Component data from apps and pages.
══════
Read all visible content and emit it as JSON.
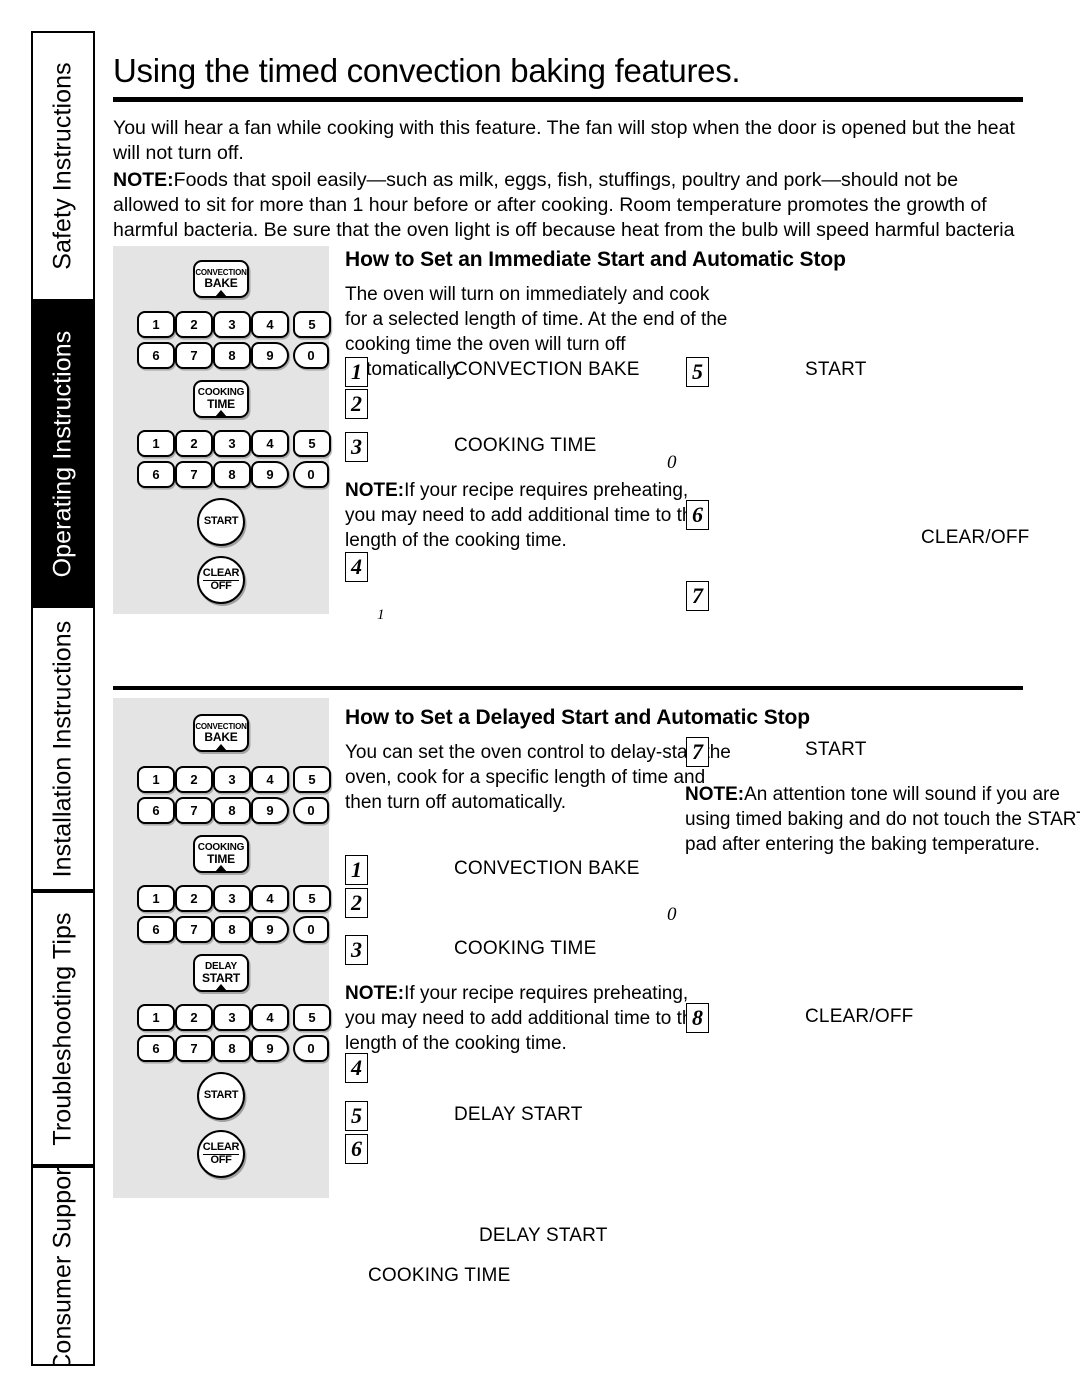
{
  "sidebar": {
    "tabs": [
      {
        "label": "Safety Instructions",
        "active": false
      },
      {
        "label": "Operating Instructions",
        "active": true
      },
      {
        "label": "Installation Instructions",
        "active": false
      },
      {
        "label": "Troubleshooting Tips",
        "active": false
      },
      {
        "label": "Consumer Support",
        "active": false
      }
    ]
  },
  "page": {
    "title": "Using the timed convection baking features.",
    "intro1": "You will hear a fan while cooking with this feature. The fan will stop when the door is opened but the heat will not turn off.",
    "intro2_note": "NOTE:",
    "intro2": "Foods that spoil easily—such as milk, eggs, fish, stuffings, poultry and pork—should not be allowed to sit for more than 1 hour before or after cooking. Room temperature promotes the growth of harmful bacteria. Be sure that the oven light is off because heat from the bulb will speed harmful bacteria growth."
  },
  "controls": {
    "convection_bake_l1": "CONVECTION",
    "convection_bake_l2": "BAKE",
    "cooking_time_l1": "COOKING",
    "cooking_time_l2": "TIME",
    "delay_start_l1": "DELAY",
    "delay_start_l2": "START",
    "start": "START",
    "clear": "CLEAR",
    "off": "OFF",
    "numpad_row1": [
      "1",
      "2",
      "3",
      "4",
      "5"
    ],
    "numpad_row2": [
      "6",
      "7",
      "8",
      "9",
      "0"
    ]
  },
  "section1": {
    "heading": "How to Set an Immediate Start and Automatic Stop",
    "body": "The oven will turn on immediately and cook for a selected length of time. At the end of the cooking time the oven will turn off automatically.",
    "note_lead": "NOTE:",
    "note": "If your recipe requires preheating, you may need to add additional time to the length of the cooking time.",
    "label_convection_bake": "CONVECTION BAKE",
    "label_cooking_time": "COOKING TIME",
    "label_start": "START",
    "label_clear_off": "CLEAR/OFF",
    "step1": "1",
    "step2": "2",
    "step3": "3",
    "step4": "4",
    "step5": "5",
    "step6": "6",
    "step7": "7",
    "stray_zero": "0",
    "stray_one": "1"
  },
  "section2": {
    "heading": "How to Set a Delayed Start and Automatic Stop",
    "body": "You can set the oven control to delay-start the oven, cook for a specific length of time and then turn off automatically.",
    "note1_lead": "NOTE:",
    "note1": "An attention tone will sound if you are using timed baking and do not touch the START pad after entering the baking temperature.",
    "note2_lead": "NOTE:",
    "note2": "If your recipe requires preheating, you may need to add additional time to the length of the cooking time.",
    "label_convection_bake": "CONVECTION BAKE",
    "label_cooking_time": "COOKING TIME",
    "label_delay_start": "DELAY START",
    "label_start": "START",
    "label_clear_off": "CLEAR/OFF",
    "label_delay_start_2": "DELAY START",
    "label_cooking_time_2": "COOKING TIME",
    "step1": "1",
    "step2": "2",
    "step3": "3",
    "step4": "4",
    "step5": "5",
    "step6": "6",
    "step7": "7",
    "step8": "8",
    "stray_zero": "0"
  }
}
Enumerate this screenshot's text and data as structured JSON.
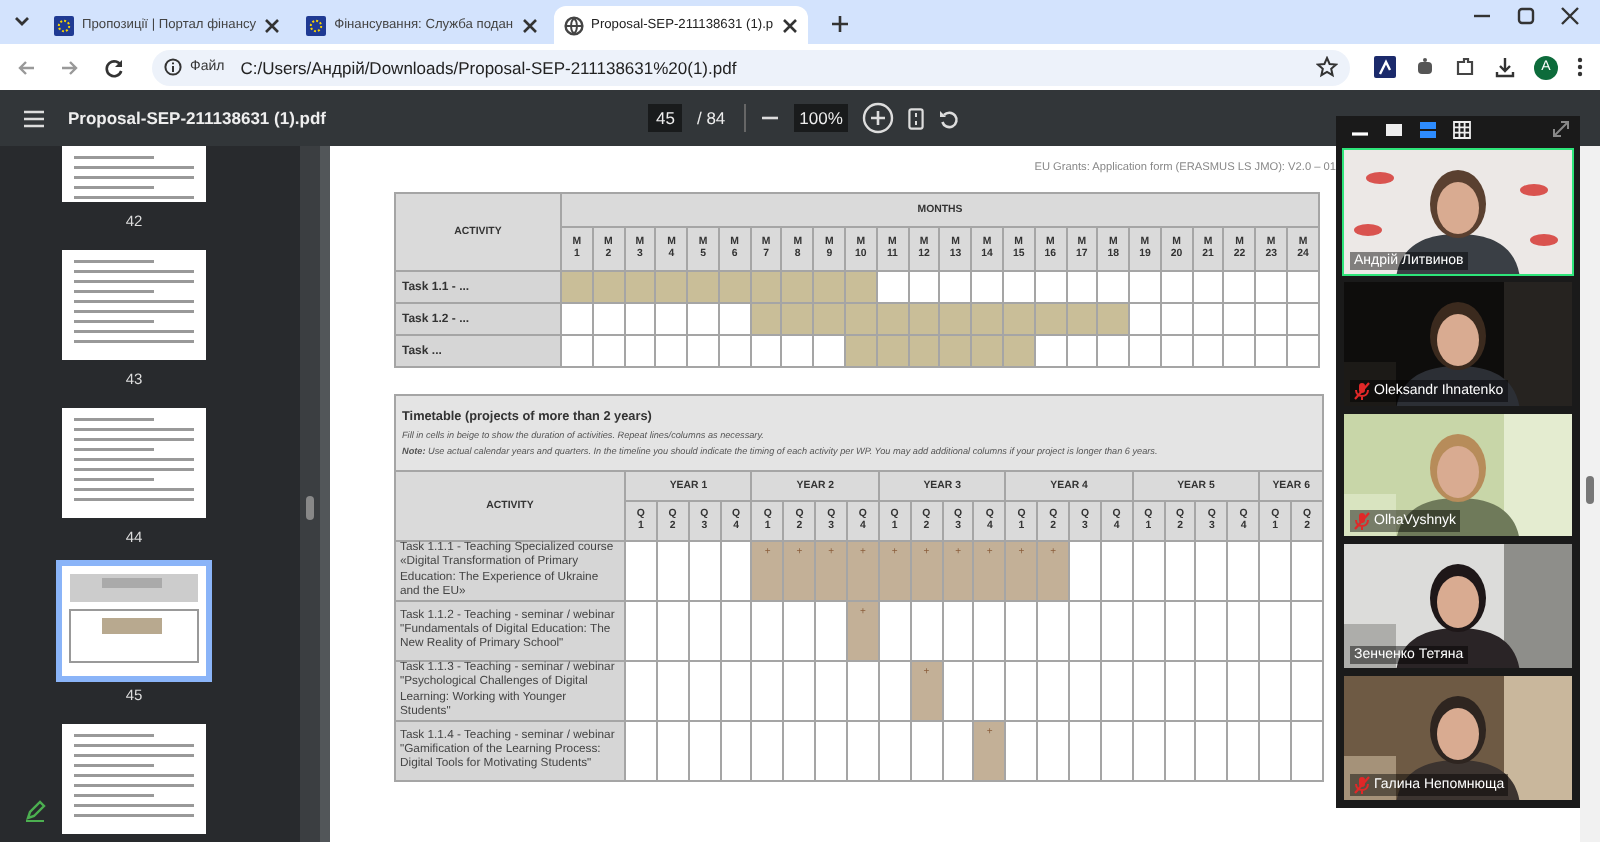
{
  "browser": {
    "tabs": [
      {
        "title": "Пропозиції | Портал фінансу",
        "selected": false
      },
      {
        "title": "Фінансування: Служба подан",
        "selected": false
      },
      {
        "title": "Proposal-SEP-211138631 (1).p",
        "selected": true
      }
    ],
    "address": {
      "chip": "Файл",
      "url": "C:/Users/Андрій/Downloads/Proposal-SEP-211138631%20(1).pdf"
    },
    "avatar": "A"
  },
  "pdf_toolbar": {
    "title": "Proposal-SEP-211138631 (1).pdf",
    "page": "45",
    "page_count": "/ 84",
    "zoom": "100%"
  },
  "thumbnails": [
    {
      "label": "42",
      "selected": false
    },
    {
      "label": "43",
      "selected": false
    },
    {
      "label": "44",
      "selected": false
    },
    {
      "label": "45",
      "selected": true
    },
    {
      "selected": false
    }
  ],
  "document": {
    "header": "EU Grants: Application form (ERASMUS LS JMO): V2.0 – 01",
    "month_table": {
      "activity": "ACTIVITY",
      "months_title": "MONTHS",
      "months": [
        "M 1",
        "M 2",
        "M 3",
        "M 4",
        "M 5",
        "M 6",
        "M 7",
        "M 8",
        "M 9",
        "M 10",
        "M 11",
        "M 12",
        "M 13",
        "M 14",
        "M 15",
        "M 16",
        "M 17",
        "M 18",
        "M 19",
        "M 20",
        "M 21",
        "M 22",
        "M 23",
        "M 24"
      ],
      "rows": [
        {
          "task": "Task 1.1 - ...",
          "filled": [
            true,
            true,
            true,
            true,
            true,
            true,
            true,
            true,
            true,
            true,
            false,
            false,
            false,
            false,
            false,
            false,
            false,
            false,
            false,
            false,
            false,
            false,
            false,
            false
          ]
        },
        {
          "task": "Task 1.2 - ...",
          "filled": [
            false,
            false,
            false,
            false,
            false,
            false,
            true,
            true,
            true,
            true,
            true,
            true,
            true,
            true,
            true,
            true,
            true,
            true,
            false,
            false,
            false,
            false,
            false,
            false
          ]
        },
        {
          "task": "Task ...",
          "filled": [
            false,
            false,
            false,
            false,
            false,
            false,
            false,
            false,
            false,
            true,
            true,
            true,
            true,
            true,
            true,
            false,
            false,
            false,
            false,
            false,
            false,
            false,
            false,
            false
          ]
        }
      ]
    },
    "timetable": {
      "title": "Timetable (projects of more than 2 years)",
      "hint": "Fill in cells in beige to show the duration of activities. Repeat lines/columns as necessary.",
      "note": "**Note:** Use actual calendar years and quarters. In the timeline you should indicate the timing of each activity per WP. You may add additional columns if your project is longer than 6 years.",
      "activity": "ACTIVITY",
      "years": [
        {
          "label": "YEAR 1",
          "quarters": [
            "Q 1",
            "Q 2",
            "Q 3",
            "Q 4"
          ]
        },
        {
          "label": "YEAR 2",
          "quarters": [
            "Q 1",
            "Q 2",
            "Q 3",
            "Q 4"
          ]
        },
        {
          "label": "YEAR 3",
          "quarters": [
            "Q 1",
            "Q 2",
            "Q 3",
            "Q 4"
          ]
        },
        {
          "label": "YEAR 4",
          "quarters": [
            "Q 1",
            "Q 2",
            "Q 3",
            "Q 4"
          ]
        },
        {
          "label": "YEAR 5",
          "quarters": [
            "Q 1",
            "Q 2",
            "Q 3",
            "Q 4"
          ]
        },
        {
          "label": "YEAR 6",
          "quarters": [
            "Q 1",
            "Q 2"
          ]
        }
      ],
      "rows": [
        {
          "task": "Task 1.1.1 - Teaching Specialized course «Digital Transformation of Primary Education: The Experience of Ukraine and the EU»",
          "cells": [
            {
              "filled": false
            },
            {
              "filled": false
            },
            {
              "filled": false
            },
            {
              "filled": false
            },
            {
              "filled": true,
              "text": "+"
            },
            {
              "filled": true,
              "text": "+"
            },
            {
              "filled": true,
              "text": "+"
            },
            {
              "filled": true,
              "text": "+"
            },
            {
              "filled": true,
              "text": "+"
            },
            {
              "filled": true,
              "text": "+"
            },
            {
              "filled": true,
              "text": "+"
            },
            {
              "filled": true,
              "text": "+"
            },
            {
              "filled": true,
              "text": "+"
            },
            {
              "filled": true,
              "text": "+"
            },
            {
              "filled": false
            },
            {
              "filled": false
            },
            {
              "filled": false
            },
            {
              "filled": false
            },
            {
              "filled": false
            },
            {
              "filled": false
            },
            {
              "filled": false
            },
            {
              "filled": false
            }
          ]
        },
        {
          "task": "Task 1.1.2 - Teaching - seminar / webinar \"Fundamentals of Digital Education: The New Reality of Primary School\"",
          "cells": [
            {
              "filled": false
            },
            {
              "filled": false
            },
            {
              "filled": false
            },
            {
              "filled": false
            },
            {
              "filled": false
            },
            {
              "filled": false
            },
            {
              "filled": false
            },
            {
              "filled": true,
              "text": "+"
            },
            {
              "filled": false
            },
            {
              "filled": false
            },
            {
              "filled": false
            },
            {
              "filled": false
            },
            {
              "filled": false
            },
            {
              "filled": false
            },
            {
              "filled": false
            },
            {
              "filled": false
            },
            {
              "filled": false
            },
            {
              "filled": false
            },
            {
              "filled": false
            },
            {
              "filled": false
            },
            {
              "filled": false
            },
            {
              "filled": false
            }
          ]
        },
        {
          "task": "Task 1.1.3 - Teaching - seminar / webinar \"Psychological Challenges of Digital Learning: Working with Younger Students\"",
          "cells": [
            {
              "filled": false
            },
            {
              "filled": false
            },
            {
              "filled": false
            },
            {
              "filled": false
            },
            {
              "filled": false
            },
            {
              "filled": false
            },
            {
              "filled": false
            },
            {
              "filled": false
            },
            {
              "filled": false
            },
            {
              "filled": true,
              "text": "+"
            },
            {
              "filled": false
            },
            {
              "filled": false
            },
            {
              "filled": false
            },
            {
              "filled": false
            },
            {
              "filled": false
            },
            {
              "filled": false
            },
            {
              "filled": false
            },
            {
              "filled": false
            },
            {
              "filled": false
            },
            {
              "filled": false
            },
            {
              "filled": false
            },
            {
              "filled": false
            }
          ]
        },
        {
          "task": "Task 1.1.4 - Teaching - seminar / webinar \"Gamification of the Learning Process: Digital Tools for Motivating Students\"",
          "cells": [
            {
              "filled": false
            },
            {
              "filled": false
            },
            {
              "filled": false
            },
            {
              "filled": false
            },
            {
              "filled": false
            },
            {
              "filled": false
            },
            {
              "filled": false
            },
            {
              "filled": false
            },
            {
              "filled": false
            },
            {
              "filled": false
            },
            {
              "filled": false
            },
            {
              "filled": true,
              "text": "+"
            },
            {
              "filled": false
            },
            {
              "filled": false
            },
            {
              "filled": false
            },
            {
              "filled": false
            },
            {
              "filled": false
            },
            {
              "filled": false
            },
            {
              "filled": false
            },
            {
              "filled": false
            },
            {
              "filled": false
            },
            {
              "filled": false
            }
          ]
        }
      ]
    }
  },
  "video_call": {
    "participants": [
      {
        "name": "Андрій Литвинов",
        "muted": false,
        "selected": true
      },
      {
        "name": "Oleksandr Ihnatenko",
        "muted": true,
        "selected": false
      },
      {
        "name": "OlhaVyshnyk",
        "muted": true,
        "selected": false
      },
      {
        "name": "Зенченко Тетяна",
        "muted": false,
        "selected": false
      },
      {
        "name": "Галина Непомнюща",
        "muted": true,
        "selected": false
      }
    ]
  }
}
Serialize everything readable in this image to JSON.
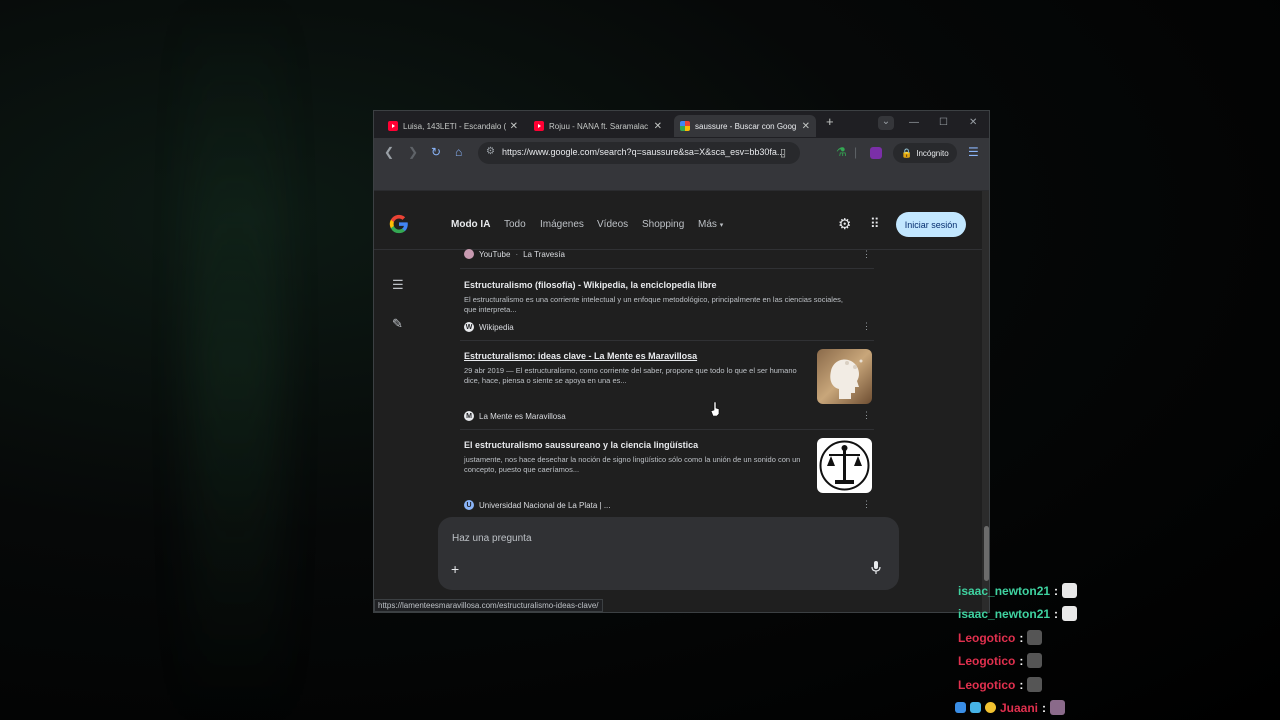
{
  "tabs": [
    {
      "title": "Luisa, 143LETI - Escandalo (V",
      "active": false,
      "favicon": "youtube-icon"
    },
    {
      "title": "Rojuu - NANA ft. Saramalac",
      "active": false,
      "favicon": "youtube-icon"
    },
    {
      "title": "saussure - Buscar con Goog",
      "active": true,
      "favicon": "google-icon"
    }
  ],
  "address_bar": {
    "url": "https://www.google.com/search?q=saussure&sa=X&sca_esv=bb30fa..."
  },
  "incognito_label": "Incógnito",
  "google_nav": {
    "tabs": [
      "Modo IA",
      "Todo",
      "Imágenes",
      "Vídeos",
      "Shopping",
      "Más"
    ],
    "signin_label": "Iniciar sesión"
  },
  "results": {
    "top_source": {
      "site": "YouTube",
      "channel": "La Travesía"
    },
    "items": [
      {
        "title": "Estructuralismo (filosofía) - Wikipedia, la enciclopedia libre",
        "snippet": "El estructuralismo es una corriente intelectual y un enfoque metodológico, principalmente en las ciencias sociales, que interpreta...",
        "source": "Wikipedia",
        "source_icon": "W"
      },
      {
        "title": "Estructuralismo: ideas clave - La Mente es Maravillosa",
        "snippet": "29 abr 2019 — El estructuralismo, como corriente del saber, propone que todo lo que el ser humano dice, hace, piensa o siente se apoya en una es...",
        "source": "La Mente es Maravillosa",
        "source_icon": "M"
      },
      {
        "title": "El estructuralismo saussureano y la ciencia lingüística",
        "snippet": "justamente, nos hace desechar la noción de signo lingüístico sólo como la unión de un sonido con un concepto, puesto que caeríamos...",
        "source": "Universidad Nacional de La Plata | ...",
        "source_icon": "U"
      }
    ]
  },
  "ask_box": {
    "placeholder": "Haz una pregunta"
  },
  "status_url": "https://lamenteesmaravillosa.com/estructuralismo-ideas-clave/",
  "chat": [
    {
      "user": "isaac_newton21",
      "sep": ":",
      "color": "#3fd2a0"
    },
    {
      "user": "isaac_newton21",
      "sep": ":",
      "color": "#3fd2a0"
    },
    {
      "user": "Leogotico",
      "sep": ":",
      "color": "#e0304e"
    },
    {
      "user": "Leogotico",
      "sep": ":",
      "color": "#e0304e"
    },
    {
      "user": "Leogotico",
      "sep": ":",
      "color": "#e0304e"
    },
    {
      "user": "Juaani",
      "sep": ":",
      "color": "#e0304e"
    }
  ]
}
══════
Prompt. Your task is to find every line above containing the word "should" and copy it.

Task solution.
    "intro2": "Foods that spoil easily—such as milk, eggs, fish, stuffings, poultry and pork—should not be allowed to sit for more than 1 hour before or after cooking. Room temperature promotes the growth of harmful bacteria. Be sure that the oven light is off because heat from the bulb will speed harmful bacteria growth."
      "note": "**Note:** Use actual calendar years and quarters. In the timeline you should indicate the timing of each activity per WP. You may add additional columns if your project is longer than 6 years.",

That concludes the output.